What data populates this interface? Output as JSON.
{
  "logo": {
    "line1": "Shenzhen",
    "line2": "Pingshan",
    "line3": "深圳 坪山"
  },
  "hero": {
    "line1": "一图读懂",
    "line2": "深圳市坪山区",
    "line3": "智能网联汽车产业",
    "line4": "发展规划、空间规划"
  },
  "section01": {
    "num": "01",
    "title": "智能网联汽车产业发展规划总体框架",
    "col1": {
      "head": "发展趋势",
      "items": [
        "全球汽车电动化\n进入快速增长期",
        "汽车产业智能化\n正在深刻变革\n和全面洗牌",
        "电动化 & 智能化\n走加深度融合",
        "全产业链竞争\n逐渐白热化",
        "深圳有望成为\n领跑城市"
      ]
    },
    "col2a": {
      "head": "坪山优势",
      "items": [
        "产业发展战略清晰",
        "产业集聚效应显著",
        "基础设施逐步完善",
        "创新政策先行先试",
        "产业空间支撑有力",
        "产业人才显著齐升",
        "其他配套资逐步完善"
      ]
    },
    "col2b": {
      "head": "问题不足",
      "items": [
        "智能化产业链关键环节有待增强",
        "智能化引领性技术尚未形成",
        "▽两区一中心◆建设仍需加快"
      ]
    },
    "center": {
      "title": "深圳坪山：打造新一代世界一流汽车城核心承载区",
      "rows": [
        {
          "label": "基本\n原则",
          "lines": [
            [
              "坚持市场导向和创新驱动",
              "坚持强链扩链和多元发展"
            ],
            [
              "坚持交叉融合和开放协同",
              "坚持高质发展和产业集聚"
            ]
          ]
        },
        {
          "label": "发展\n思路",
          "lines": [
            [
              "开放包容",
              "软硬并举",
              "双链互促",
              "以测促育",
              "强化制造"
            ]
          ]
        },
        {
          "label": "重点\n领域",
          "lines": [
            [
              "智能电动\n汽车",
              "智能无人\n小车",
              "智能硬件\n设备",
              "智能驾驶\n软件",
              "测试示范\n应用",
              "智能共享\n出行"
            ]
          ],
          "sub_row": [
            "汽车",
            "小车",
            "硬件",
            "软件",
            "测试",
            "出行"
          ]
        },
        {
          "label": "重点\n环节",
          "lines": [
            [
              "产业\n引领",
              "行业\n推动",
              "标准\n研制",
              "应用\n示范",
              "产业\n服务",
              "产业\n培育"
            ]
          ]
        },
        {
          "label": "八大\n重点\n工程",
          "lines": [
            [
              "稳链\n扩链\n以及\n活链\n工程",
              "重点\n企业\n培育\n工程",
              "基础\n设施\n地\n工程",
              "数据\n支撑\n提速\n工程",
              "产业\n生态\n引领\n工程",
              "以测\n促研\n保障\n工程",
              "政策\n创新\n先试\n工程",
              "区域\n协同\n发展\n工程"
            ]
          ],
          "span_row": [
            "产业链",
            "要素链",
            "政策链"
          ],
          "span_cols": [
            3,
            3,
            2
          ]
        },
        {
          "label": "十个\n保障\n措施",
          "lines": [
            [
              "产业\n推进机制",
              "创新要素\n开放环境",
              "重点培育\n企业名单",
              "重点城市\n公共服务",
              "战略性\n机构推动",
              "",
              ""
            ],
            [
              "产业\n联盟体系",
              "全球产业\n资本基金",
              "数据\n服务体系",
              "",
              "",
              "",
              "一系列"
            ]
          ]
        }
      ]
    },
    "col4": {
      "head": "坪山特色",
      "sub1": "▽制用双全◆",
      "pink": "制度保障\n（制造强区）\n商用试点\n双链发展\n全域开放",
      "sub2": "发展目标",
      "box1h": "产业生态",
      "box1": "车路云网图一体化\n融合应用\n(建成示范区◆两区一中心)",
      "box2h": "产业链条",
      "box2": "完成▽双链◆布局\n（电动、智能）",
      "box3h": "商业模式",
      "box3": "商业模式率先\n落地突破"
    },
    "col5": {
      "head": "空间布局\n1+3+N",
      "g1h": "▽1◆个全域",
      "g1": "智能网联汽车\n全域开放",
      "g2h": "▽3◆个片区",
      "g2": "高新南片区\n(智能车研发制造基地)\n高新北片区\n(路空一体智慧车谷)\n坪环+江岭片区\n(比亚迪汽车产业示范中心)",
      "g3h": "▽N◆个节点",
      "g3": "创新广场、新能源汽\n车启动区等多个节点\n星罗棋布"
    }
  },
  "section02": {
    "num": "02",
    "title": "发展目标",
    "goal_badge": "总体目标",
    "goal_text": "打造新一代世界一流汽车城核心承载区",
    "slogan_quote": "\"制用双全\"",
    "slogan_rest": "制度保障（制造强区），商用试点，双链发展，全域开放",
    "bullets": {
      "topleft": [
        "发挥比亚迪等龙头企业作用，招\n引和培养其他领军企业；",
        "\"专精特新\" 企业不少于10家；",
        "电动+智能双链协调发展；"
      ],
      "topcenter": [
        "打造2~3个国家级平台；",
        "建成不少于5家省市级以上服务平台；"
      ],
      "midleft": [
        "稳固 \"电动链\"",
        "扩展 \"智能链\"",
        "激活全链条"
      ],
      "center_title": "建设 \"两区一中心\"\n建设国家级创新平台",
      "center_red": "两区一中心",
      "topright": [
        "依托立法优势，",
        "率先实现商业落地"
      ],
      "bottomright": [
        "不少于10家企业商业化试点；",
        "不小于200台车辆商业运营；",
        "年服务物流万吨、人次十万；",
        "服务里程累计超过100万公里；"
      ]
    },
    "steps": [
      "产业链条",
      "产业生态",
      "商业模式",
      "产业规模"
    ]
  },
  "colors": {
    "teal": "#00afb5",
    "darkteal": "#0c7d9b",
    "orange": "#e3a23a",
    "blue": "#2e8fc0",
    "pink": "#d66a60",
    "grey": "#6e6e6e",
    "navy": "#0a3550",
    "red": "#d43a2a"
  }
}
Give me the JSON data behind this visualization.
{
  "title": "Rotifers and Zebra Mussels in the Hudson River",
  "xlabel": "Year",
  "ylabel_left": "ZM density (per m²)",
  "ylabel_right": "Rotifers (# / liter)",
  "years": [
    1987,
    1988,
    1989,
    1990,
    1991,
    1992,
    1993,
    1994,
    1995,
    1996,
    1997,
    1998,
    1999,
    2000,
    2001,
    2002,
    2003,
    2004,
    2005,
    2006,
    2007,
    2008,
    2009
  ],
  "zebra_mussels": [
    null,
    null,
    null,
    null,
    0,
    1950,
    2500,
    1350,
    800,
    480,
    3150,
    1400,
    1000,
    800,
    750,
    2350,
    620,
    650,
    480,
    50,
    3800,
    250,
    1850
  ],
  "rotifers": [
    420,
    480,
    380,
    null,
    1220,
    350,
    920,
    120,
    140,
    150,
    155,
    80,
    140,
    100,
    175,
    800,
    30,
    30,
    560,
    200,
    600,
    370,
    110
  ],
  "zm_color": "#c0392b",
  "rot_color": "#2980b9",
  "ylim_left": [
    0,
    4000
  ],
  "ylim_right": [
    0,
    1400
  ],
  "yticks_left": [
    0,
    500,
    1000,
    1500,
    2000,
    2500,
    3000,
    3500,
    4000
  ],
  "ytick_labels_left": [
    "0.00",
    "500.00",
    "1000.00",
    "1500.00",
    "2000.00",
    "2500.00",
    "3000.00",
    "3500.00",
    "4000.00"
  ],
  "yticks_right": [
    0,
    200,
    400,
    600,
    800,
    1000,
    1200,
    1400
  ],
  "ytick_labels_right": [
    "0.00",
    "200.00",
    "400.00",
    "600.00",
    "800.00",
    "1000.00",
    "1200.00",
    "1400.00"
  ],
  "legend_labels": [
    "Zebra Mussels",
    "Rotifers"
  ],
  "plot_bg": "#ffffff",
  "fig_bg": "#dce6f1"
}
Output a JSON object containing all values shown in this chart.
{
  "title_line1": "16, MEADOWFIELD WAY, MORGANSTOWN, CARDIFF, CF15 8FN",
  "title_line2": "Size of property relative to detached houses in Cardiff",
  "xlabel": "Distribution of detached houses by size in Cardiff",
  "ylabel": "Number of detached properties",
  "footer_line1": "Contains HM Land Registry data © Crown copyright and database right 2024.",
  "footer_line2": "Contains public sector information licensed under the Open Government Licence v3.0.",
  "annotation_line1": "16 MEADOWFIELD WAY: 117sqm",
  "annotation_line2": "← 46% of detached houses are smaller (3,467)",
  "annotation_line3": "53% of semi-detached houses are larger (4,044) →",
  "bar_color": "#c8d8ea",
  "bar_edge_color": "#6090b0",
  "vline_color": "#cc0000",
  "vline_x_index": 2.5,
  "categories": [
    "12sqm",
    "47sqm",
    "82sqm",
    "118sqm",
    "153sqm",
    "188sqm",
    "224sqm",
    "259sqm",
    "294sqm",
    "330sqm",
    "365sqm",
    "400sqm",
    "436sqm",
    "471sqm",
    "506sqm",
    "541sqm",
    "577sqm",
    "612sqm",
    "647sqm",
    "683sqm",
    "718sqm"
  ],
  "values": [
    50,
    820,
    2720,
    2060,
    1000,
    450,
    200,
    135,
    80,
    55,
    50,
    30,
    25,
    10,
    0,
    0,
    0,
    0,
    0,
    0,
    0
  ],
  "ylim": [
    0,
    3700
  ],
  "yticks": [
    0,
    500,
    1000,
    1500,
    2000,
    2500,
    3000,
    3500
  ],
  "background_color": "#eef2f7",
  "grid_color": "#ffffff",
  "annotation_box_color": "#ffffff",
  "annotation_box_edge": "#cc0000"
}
• • • • •
TASK DIRECTIONS:
Which lines include the word "JSON"? Copy every one of them.

RESPONSE TO THE TASK:
What data populates this interface? Output as JSON.
Give me the JSON data behind this visualization.
Output a JSON object containing all values shown in this chart.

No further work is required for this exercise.